[Task details]
Tally the lines of the listing that contain the word "image", then give the total and nothing else.

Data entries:
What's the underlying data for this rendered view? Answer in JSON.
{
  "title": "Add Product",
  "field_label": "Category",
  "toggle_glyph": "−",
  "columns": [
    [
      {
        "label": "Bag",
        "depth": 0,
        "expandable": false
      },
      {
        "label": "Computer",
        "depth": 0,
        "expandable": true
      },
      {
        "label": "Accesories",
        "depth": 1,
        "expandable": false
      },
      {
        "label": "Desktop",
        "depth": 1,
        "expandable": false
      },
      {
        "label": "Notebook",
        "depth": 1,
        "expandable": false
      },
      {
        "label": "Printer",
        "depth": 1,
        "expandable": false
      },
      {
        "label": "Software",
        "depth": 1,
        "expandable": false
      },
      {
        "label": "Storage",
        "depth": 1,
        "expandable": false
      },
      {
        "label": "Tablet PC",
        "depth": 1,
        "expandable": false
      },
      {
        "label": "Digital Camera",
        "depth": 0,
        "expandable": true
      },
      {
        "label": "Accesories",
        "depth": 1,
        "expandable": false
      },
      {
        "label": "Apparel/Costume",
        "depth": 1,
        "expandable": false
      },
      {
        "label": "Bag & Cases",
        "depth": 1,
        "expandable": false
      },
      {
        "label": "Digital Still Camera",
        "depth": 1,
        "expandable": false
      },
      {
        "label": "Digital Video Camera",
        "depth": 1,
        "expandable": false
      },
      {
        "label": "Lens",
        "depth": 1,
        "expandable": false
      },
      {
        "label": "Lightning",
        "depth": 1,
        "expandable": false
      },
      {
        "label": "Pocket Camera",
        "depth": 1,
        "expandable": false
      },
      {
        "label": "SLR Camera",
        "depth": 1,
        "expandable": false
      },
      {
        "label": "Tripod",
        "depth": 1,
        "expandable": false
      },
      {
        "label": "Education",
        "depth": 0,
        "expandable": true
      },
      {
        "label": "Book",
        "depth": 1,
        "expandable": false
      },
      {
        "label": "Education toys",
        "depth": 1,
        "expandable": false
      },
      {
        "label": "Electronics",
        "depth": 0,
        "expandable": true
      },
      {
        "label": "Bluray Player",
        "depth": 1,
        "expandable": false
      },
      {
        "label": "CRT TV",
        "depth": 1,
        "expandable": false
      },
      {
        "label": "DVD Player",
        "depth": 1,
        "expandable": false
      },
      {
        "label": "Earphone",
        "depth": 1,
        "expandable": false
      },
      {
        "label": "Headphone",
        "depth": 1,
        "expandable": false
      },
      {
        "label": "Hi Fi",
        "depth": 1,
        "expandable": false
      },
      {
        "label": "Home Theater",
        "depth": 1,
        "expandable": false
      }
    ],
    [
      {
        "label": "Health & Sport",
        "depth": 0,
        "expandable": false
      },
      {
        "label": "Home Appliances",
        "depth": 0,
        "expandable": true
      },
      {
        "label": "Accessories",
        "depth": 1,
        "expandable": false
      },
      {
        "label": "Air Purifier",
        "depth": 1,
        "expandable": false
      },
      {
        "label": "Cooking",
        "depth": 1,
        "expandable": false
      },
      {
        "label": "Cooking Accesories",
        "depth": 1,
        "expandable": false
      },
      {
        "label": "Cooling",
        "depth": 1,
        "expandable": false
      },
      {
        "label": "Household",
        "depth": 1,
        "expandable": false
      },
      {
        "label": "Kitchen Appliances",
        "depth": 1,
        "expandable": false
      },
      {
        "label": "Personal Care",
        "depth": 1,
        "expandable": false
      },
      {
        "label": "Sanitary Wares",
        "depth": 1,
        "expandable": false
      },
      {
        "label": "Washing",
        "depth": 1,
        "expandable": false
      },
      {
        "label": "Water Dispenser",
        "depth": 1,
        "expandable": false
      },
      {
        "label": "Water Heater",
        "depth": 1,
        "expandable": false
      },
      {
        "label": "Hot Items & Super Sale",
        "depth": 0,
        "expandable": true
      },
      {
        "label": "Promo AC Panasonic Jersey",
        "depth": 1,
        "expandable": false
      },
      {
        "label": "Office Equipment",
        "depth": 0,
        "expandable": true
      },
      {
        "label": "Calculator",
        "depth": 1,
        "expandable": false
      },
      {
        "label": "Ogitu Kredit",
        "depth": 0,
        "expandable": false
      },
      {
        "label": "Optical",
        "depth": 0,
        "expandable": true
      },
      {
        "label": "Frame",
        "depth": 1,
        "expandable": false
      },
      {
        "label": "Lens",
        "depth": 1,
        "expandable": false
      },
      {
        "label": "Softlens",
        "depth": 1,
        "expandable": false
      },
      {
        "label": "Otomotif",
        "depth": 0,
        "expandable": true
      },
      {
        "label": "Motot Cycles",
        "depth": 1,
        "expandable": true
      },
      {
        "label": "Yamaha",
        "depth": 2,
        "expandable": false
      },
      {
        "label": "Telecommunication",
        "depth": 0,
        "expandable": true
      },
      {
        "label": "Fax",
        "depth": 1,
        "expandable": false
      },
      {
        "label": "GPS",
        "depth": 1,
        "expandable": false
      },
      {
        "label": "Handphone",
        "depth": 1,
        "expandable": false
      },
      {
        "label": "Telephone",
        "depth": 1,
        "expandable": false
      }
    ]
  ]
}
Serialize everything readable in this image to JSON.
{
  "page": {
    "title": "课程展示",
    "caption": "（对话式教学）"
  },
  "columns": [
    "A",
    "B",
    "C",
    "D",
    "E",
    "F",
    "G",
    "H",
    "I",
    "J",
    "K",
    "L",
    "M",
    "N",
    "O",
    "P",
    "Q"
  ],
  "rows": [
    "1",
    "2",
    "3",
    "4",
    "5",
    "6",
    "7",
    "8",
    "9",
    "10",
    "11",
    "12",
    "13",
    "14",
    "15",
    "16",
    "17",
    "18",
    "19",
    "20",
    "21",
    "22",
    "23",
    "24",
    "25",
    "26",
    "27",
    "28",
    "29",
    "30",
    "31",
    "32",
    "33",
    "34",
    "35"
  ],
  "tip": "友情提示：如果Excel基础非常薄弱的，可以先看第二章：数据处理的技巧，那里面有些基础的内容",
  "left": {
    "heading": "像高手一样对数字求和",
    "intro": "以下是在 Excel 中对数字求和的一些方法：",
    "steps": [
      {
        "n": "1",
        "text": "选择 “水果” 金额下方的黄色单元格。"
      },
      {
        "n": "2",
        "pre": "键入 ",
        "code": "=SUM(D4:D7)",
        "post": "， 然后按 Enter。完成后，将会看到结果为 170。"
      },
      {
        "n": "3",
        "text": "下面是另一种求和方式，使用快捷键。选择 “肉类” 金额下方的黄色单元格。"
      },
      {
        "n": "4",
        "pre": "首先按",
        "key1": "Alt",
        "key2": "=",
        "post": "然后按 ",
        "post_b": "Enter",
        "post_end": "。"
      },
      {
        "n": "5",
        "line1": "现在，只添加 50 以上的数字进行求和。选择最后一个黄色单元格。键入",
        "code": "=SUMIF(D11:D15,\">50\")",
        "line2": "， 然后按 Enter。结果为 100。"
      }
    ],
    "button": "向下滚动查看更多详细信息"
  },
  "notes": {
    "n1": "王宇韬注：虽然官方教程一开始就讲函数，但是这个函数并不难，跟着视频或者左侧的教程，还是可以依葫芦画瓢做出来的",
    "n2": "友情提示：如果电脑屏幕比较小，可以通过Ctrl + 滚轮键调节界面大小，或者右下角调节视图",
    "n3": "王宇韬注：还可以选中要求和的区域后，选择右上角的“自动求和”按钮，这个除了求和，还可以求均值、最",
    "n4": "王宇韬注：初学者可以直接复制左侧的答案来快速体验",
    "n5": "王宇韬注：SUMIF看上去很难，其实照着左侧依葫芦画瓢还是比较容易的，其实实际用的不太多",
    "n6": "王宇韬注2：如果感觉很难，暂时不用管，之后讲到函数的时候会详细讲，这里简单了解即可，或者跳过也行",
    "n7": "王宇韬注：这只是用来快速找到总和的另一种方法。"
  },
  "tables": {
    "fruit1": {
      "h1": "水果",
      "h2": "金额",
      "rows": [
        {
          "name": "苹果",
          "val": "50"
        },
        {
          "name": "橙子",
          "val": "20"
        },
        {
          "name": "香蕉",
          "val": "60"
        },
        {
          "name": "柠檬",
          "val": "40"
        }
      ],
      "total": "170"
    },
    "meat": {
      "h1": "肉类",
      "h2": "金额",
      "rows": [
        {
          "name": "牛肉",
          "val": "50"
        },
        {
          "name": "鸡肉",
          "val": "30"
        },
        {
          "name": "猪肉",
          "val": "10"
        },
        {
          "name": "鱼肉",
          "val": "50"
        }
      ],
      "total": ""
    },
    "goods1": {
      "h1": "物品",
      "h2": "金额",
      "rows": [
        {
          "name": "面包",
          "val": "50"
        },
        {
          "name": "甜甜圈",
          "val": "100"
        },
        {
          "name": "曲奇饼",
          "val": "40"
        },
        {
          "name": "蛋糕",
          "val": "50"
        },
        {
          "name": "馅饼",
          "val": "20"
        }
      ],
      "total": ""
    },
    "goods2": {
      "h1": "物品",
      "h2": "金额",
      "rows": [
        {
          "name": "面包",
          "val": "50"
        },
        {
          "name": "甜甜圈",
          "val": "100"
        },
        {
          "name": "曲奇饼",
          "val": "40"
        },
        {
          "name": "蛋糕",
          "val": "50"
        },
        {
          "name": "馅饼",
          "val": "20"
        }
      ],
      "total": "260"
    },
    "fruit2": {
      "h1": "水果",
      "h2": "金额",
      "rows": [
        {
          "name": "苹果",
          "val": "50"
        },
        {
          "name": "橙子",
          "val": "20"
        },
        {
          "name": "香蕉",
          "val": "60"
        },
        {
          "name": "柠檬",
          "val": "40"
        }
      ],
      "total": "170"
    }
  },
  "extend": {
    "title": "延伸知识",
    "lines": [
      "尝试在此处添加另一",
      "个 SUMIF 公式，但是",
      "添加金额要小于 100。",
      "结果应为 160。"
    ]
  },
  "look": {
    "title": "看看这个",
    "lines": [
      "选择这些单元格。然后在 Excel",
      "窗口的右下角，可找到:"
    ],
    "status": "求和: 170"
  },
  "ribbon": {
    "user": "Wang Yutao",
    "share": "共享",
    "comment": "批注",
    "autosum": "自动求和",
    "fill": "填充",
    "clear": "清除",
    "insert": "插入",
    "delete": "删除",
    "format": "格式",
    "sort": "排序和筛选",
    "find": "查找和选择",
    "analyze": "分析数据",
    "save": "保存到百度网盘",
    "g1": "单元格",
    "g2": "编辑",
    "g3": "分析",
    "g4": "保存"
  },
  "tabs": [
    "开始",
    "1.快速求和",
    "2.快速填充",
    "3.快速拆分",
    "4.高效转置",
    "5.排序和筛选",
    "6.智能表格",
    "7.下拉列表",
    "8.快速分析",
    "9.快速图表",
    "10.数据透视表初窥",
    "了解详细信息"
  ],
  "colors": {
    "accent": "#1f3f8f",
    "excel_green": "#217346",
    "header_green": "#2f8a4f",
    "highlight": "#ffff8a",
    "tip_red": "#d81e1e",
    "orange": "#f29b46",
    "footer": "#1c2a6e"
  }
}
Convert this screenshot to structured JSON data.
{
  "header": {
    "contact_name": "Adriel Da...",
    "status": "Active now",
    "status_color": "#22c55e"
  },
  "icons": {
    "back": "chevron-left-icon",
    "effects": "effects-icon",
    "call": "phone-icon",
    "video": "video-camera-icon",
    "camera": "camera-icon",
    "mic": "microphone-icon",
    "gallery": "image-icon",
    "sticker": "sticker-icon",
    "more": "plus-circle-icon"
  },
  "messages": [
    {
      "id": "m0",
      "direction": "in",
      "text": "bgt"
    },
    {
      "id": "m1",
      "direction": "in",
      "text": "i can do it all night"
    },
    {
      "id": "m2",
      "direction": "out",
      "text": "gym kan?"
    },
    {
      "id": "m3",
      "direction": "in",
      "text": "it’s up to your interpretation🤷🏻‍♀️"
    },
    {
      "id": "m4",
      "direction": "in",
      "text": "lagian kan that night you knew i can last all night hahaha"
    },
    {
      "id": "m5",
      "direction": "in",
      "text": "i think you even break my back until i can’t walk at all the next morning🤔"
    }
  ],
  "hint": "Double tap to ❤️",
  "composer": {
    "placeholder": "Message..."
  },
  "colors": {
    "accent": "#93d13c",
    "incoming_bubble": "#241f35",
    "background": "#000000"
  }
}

[Expected answer]
2